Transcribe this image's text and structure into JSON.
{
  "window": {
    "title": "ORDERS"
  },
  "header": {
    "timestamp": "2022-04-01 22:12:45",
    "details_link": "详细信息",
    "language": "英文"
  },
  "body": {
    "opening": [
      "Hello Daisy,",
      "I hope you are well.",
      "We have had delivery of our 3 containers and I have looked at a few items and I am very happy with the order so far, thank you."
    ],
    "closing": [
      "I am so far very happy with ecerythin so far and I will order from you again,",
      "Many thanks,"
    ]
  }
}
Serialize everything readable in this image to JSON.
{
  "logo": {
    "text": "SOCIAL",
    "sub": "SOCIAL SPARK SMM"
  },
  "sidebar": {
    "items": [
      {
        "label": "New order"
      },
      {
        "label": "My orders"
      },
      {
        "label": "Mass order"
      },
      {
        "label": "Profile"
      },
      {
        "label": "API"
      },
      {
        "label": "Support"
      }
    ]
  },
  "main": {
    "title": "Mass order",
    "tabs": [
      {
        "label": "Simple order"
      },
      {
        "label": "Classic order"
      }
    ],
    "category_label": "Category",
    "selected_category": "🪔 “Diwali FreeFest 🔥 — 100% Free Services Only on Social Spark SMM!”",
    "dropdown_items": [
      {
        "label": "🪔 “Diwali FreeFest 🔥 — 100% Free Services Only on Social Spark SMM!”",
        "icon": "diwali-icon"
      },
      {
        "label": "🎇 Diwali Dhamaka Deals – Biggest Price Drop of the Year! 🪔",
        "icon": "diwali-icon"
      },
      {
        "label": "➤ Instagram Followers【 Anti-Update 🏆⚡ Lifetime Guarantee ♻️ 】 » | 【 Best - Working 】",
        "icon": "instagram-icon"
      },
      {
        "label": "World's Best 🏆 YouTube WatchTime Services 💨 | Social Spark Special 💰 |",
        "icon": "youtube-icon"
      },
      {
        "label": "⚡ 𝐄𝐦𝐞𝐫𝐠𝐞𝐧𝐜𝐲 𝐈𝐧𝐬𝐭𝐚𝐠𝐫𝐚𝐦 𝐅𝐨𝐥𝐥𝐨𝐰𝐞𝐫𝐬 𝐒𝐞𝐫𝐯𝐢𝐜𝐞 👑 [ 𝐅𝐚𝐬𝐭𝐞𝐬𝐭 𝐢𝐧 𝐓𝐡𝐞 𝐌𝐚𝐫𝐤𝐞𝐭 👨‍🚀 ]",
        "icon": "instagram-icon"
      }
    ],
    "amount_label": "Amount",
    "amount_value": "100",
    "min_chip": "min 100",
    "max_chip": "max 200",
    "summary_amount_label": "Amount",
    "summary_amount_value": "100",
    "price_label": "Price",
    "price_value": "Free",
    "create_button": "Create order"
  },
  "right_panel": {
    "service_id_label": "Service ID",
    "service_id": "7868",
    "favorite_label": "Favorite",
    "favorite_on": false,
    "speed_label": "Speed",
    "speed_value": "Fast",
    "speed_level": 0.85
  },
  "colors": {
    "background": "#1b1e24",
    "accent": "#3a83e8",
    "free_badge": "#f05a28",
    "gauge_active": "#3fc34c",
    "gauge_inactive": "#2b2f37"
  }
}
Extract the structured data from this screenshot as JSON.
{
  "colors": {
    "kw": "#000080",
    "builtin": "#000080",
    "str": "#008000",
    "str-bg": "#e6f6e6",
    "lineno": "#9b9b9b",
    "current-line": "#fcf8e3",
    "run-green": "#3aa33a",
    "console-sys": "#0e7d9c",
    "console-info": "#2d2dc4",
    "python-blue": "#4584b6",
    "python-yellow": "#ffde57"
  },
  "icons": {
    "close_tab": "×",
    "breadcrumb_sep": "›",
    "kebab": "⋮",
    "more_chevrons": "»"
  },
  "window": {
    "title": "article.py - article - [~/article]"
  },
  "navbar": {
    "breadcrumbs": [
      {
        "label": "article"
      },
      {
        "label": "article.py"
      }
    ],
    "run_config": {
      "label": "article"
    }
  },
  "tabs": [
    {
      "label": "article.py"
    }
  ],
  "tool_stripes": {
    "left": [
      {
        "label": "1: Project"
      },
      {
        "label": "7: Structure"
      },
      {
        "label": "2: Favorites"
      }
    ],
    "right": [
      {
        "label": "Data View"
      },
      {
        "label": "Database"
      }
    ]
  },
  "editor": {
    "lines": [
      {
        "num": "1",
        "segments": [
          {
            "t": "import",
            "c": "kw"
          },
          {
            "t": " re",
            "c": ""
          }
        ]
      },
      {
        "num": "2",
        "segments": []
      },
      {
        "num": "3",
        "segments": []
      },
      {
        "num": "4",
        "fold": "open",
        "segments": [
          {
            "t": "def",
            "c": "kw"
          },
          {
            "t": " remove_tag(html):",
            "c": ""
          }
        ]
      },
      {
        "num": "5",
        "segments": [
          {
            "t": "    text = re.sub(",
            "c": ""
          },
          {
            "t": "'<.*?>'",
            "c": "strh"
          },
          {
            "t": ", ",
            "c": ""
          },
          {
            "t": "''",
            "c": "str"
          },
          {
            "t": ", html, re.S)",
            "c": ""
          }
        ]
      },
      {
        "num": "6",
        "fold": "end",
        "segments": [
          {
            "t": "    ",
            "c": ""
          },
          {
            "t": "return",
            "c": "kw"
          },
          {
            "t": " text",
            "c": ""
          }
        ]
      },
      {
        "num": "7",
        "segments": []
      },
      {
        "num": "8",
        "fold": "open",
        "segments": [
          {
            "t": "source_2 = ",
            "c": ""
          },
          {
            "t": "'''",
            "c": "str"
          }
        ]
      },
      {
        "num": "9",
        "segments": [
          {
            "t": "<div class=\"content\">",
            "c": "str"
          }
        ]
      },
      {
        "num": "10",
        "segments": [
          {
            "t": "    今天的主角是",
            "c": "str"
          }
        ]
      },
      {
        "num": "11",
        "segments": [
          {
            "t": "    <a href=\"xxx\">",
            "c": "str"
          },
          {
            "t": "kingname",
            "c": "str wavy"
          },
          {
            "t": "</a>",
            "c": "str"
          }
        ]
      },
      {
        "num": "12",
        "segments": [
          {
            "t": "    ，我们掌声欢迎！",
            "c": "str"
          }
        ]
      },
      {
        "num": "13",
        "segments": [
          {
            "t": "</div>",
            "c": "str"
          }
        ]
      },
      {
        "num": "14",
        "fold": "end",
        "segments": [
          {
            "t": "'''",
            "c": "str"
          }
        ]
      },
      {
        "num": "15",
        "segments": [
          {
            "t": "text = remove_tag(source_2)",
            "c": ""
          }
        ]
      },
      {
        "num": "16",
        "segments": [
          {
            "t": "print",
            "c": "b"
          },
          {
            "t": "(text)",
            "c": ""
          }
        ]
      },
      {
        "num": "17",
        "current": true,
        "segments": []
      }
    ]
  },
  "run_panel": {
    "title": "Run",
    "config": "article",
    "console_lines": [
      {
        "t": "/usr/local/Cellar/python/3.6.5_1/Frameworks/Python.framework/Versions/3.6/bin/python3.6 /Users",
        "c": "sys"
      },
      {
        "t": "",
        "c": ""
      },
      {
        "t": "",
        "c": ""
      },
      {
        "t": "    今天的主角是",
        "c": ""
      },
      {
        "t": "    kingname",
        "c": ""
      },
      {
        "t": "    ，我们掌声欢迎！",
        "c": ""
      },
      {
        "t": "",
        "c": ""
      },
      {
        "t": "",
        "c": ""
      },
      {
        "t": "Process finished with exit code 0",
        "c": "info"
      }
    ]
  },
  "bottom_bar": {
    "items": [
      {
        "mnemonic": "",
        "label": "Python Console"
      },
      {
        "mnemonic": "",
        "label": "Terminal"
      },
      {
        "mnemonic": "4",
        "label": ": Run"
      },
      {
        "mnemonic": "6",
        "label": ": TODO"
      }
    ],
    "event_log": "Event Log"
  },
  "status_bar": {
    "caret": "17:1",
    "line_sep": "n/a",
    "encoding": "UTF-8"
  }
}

====

**Directions:** Copy out every line where the word "title" occurs.

**Answer to the task:**
    "title": "ORDERS"
    "title": "Mass order",
    "title": "article.py - article - [~/article]"
    "title": "Run",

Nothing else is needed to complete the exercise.